> RECORDS FOR PROCESSING

□ □ □ □ □

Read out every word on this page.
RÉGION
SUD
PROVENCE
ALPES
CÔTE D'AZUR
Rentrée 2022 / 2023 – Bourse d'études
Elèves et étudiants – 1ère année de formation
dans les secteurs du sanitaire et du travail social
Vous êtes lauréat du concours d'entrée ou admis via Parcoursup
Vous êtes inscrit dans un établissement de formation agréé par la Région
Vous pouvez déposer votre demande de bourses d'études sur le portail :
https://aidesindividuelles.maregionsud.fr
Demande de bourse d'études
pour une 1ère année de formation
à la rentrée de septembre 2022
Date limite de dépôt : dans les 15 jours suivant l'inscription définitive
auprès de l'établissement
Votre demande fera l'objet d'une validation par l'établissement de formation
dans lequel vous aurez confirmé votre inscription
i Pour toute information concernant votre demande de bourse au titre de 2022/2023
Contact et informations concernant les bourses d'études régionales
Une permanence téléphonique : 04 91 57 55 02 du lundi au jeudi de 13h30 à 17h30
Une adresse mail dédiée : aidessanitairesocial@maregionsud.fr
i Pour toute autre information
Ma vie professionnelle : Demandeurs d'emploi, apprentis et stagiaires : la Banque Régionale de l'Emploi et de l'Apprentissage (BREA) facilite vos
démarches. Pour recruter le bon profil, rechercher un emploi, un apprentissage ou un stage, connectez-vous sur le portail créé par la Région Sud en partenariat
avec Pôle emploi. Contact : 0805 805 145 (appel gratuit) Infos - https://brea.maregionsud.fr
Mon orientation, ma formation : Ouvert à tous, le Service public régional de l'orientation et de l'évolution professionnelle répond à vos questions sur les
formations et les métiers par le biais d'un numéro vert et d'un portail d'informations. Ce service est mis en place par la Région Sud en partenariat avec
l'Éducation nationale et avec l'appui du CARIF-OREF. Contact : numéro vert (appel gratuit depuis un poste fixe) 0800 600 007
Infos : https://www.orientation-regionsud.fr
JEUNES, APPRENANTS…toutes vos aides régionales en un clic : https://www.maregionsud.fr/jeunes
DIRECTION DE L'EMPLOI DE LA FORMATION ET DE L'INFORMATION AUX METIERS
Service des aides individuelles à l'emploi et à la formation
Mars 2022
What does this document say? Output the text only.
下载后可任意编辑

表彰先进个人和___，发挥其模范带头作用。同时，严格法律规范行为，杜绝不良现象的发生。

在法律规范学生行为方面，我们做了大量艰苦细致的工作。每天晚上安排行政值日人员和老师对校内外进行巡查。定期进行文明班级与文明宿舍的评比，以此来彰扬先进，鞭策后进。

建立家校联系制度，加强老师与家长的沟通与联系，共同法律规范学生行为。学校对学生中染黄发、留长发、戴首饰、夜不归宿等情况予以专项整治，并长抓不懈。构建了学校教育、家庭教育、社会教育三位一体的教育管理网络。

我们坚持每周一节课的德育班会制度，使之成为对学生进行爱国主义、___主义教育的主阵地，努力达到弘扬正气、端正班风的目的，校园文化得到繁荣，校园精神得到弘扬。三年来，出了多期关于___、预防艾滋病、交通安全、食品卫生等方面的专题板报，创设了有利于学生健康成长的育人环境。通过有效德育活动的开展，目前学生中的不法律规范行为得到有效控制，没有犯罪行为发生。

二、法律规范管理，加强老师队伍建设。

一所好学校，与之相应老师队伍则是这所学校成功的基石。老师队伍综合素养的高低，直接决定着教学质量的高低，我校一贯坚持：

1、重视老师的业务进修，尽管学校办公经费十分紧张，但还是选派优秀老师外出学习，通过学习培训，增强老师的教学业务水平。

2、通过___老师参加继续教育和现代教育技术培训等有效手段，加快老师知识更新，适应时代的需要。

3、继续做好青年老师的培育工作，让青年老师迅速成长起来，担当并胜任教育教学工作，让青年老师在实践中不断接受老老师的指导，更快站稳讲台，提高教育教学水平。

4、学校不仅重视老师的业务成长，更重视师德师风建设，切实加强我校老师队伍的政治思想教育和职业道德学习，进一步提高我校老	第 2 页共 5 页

□ □ □ □ □

> PROBLEM
Track down every line of the material containing the string "informations", and copy it.

> SOLUTION
Contact et informations concernant les bourses d'études régionales
formations et les métiers par le biais d'un numéro vert et d'un portail d'informations. Ce service est mis en place par la Région Sud en partenariat avec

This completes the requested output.